── Recorded data

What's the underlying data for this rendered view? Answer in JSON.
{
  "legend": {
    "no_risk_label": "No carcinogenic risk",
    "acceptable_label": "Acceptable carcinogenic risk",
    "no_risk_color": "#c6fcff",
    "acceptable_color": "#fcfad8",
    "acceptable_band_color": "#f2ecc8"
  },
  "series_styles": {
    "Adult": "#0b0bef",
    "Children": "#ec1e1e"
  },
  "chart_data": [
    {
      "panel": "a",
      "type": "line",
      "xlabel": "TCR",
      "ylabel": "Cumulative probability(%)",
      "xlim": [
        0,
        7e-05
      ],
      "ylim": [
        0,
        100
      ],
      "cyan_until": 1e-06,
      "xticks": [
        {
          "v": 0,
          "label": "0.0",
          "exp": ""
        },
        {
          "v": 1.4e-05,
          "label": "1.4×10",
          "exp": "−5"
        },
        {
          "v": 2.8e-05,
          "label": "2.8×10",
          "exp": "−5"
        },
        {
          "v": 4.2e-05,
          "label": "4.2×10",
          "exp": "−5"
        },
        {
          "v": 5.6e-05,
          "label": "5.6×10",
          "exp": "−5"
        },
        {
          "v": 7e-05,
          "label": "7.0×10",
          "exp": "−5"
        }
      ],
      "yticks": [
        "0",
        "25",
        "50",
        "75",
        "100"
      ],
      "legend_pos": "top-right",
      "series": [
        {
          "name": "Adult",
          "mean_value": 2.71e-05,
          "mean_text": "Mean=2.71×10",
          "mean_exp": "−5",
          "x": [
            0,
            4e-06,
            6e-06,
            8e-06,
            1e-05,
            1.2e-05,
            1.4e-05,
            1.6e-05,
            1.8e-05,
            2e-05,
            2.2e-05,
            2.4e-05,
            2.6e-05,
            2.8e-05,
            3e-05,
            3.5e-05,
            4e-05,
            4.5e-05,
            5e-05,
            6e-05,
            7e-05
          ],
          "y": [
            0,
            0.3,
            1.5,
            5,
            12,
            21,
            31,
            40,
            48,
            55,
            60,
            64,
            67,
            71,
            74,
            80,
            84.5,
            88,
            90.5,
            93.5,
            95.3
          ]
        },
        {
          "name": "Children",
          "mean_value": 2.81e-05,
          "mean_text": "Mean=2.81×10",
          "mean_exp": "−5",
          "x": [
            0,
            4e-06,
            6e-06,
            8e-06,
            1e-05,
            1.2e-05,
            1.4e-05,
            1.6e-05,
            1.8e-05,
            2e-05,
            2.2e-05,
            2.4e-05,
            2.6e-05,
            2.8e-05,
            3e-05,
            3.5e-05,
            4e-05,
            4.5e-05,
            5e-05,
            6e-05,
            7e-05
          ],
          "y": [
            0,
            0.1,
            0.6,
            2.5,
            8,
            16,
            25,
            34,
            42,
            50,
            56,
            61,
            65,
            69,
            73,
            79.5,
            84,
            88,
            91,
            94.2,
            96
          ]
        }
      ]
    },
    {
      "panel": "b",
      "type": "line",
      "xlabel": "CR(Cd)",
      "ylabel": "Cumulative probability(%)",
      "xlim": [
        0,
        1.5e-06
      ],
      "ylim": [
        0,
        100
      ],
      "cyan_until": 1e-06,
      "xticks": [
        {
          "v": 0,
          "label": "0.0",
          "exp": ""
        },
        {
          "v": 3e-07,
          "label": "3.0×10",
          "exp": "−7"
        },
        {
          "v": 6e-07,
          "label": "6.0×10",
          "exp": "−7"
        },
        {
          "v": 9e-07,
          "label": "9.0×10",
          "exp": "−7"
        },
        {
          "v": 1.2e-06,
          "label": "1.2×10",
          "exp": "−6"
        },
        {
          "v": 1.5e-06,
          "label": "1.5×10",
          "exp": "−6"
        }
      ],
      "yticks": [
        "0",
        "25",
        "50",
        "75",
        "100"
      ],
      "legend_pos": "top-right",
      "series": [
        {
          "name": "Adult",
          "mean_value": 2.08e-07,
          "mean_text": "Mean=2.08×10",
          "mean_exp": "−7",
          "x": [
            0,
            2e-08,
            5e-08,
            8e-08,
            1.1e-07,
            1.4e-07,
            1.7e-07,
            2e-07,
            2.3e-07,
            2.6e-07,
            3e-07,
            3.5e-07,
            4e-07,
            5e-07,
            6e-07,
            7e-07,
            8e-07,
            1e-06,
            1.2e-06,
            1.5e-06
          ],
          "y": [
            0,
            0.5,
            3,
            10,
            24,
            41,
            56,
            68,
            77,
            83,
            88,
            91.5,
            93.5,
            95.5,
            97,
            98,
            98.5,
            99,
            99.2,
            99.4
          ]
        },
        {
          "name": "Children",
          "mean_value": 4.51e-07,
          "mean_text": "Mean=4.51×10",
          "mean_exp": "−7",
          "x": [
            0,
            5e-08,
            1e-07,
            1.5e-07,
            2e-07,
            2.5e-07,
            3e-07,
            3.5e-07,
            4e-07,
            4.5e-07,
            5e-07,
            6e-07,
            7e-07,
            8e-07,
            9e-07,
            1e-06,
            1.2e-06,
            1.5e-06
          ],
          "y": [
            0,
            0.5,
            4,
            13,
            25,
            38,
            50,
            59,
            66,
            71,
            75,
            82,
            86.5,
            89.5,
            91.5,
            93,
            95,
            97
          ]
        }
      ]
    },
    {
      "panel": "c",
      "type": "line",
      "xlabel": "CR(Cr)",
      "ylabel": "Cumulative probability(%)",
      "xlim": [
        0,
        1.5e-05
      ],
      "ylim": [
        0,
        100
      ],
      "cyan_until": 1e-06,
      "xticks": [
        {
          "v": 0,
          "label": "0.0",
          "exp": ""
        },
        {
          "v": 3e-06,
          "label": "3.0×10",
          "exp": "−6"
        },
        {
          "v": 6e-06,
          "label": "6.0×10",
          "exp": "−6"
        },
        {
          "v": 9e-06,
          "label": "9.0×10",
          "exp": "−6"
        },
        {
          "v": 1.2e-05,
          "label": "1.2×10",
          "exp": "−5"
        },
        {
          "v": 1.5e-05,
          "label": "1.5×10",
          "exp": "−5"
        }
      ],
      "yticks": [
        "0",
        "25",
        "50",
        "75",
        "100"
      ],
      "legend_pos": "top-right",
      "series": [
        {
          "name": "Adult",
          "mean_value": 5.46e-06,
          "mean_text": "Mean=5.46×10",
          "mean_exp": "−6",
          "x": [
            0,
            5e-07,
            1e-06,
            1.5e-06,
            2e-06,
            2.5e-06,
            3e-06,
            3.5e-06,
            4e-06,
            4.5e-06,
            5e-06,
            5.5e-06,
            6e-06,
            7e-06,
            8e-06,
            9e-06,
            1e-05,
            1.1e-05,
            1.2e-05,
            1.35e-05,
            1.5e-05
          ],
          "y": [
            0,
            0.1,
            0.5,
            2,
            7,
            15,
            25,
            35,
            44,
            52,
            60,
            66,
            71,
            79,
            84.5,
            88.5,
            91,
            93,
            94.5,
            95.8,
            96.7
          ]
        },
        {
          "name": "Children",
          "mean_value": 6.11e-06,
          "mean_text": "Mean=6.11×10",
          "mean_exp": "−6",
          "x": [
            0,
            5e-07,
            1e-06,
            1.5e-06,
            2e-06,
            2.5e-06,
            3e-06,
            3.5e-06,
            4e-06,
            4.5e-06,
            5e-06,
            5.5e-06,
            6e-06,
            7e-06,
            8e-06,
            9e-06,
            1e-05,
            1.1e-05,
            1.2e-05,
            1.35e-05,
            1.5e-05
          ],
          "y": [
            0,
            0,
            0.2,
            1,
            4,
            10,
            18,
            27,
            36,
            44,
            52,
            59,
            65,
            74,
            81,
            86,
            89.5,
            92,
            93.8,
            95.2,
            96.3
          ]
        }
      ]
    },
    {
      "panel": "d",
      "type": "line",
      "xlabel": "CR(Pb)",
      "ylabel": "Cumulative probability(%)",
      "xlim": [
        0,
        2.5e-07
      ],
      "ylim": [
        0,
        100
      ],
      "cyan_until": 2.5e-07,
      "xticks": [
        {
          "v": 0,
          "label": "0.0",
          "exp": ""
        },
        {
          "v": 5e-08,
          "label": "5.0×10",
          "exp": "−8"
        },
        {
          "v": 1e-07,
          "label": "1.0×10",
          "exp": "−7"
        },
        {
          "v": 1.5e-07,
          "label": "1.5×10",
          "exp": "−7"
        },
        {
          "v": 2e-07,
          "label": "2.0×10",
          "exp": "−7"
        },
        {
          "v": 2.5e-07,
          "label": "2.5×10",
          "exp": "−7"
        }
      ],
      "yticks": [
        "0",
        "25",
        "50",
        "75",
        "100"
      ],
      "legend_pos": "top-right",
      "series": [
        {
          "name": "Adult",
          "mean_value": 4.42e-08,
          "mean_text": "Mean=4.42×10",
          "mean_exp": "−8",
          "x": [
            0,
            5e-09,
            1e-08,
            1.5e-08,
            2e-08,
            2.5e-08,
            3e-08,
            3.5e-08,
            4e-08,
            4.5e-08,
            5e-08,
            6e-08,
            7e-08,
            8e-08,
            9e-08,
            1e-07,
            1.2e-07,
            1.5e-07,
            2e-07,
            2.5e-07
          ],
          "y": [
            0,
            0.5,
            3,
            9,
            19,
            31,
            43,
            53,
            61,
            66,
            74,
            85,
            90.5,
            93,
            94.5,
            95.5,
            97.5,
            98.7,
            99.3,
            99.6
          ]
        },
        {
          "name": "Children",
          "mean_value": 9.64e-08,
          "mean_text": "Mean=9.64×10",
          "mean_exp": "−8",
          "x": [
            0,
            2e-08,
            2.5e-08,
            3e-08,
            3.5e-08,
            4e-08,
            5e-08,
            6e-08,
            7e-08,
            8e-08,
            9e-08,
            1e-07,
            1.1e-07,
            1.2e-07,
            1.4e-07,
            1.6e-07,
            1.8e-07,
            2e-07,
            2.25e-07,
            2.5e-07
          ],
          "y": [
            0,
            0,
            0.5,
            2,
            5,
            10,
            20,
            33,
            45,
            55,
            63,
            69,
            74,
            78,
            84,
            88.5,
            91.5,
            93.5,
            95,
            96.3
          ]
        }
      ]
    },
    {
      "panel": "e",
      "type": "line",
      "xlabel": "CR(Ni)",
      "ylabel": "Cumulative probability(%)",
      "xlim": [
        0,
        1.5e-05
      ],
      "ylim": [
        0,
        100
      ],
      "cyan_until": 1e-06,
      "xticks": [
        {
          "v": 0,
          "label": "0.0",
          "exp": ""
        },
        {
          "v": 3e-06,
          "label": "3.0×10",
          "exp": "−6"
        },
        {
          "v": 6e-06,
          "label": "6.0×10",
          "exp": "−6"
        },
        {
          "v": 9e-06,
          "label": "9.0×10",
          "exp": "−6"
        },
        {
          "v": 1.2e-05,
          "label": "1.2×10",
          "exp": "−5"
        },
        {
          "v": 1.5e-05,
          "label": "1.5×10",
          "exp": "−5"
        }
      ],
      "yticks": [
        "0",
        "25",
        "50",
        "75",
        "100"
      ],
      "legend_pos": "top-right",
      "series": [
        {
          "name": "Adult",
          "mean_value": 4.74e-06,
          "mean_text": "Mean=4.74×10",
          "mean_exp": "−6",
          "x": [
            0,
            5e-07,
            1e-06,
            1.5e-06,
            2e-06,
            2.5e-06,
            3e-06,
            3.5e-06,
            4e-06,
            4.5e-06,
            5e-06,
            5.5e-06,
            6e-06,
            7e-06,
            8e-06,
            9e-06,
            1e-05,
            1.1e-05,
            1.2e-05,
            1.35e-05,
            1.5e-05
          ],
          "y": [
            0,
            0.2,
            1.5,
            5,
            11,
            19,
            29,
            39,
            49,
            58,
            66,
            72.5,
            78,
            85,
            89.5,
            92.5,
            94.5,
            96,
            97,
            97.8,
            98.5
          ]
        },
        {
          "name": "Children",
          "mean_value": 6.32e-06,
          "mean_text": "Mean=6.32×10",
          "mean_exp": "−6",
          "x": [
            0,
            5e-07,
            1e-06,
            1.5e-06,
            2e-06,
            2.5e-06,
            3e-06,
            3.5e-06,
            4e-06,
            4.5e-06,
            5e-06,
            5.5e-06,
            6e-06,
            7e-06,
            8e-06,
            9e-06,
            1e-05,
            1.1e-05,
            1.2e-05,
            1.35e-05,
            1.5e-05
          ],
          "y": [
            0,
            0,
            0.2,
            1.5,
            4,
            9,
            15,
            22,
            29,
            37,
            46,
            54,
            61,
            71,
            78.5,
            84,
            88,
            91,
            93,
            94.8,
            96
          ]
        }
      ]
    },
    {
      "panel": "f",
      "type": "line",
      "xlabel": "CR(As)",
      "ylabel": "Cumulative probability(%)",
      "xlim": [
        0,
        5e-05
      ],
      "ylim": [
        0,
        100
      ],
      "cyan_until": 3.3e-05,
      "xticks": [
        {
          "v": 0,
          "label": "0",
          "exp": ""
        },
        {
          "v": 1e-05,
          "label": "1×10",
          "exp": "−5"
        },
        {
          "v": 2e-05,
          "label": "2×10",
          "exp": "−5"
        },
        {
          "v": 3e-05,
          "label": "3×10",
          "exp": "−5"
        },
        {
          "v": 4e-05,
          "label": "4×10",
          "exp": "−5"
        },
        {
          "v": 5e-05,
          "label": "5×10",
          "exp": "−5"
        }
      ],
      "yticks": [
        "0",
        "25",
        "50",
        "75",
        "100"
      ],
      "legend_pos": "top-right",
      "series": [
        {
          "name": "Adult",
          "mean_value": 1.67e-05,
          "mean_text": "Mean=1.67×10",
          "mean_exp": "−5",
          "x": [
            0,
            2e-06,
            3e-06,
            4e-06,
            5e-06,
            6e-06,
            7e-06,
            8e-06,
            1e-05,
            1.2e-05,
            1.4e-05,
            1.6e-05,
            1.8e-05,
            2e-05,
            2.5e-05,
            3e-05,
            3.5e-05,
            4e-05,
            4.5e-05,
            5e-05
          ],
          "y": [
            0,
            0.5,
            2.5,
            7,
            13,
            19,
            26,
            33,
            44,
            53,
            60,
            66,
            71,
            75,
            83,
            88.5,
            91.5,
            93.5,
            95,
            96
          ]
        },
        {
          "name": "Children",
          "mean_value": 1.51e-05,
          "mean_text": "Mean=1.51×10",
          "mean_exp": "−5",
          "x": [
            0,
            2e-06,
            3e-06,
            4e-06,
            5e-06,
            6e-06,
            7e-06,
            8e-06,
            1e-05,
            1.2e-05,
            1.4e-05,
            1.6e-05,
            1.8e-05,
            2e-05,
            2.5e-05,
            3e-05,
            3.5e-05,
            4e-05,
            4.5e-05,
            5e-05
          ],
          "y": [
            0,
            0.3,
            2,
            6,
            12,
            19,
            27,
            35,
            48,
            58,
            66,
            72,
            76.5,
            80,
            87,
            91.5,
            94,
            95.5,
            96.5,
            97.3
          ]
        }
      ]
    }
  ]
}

────

Report all lines of the material that contain the word "xlabel".

Final result:
      "xlabel": "TCR",
      "xlabel": "CR(Cd)",
      "xlabel": "CR(Cr)",
      "xlabel": "CR(Pb)",
      "xlabel": "CR(Ni)",
      "xlabel": "CR(As)",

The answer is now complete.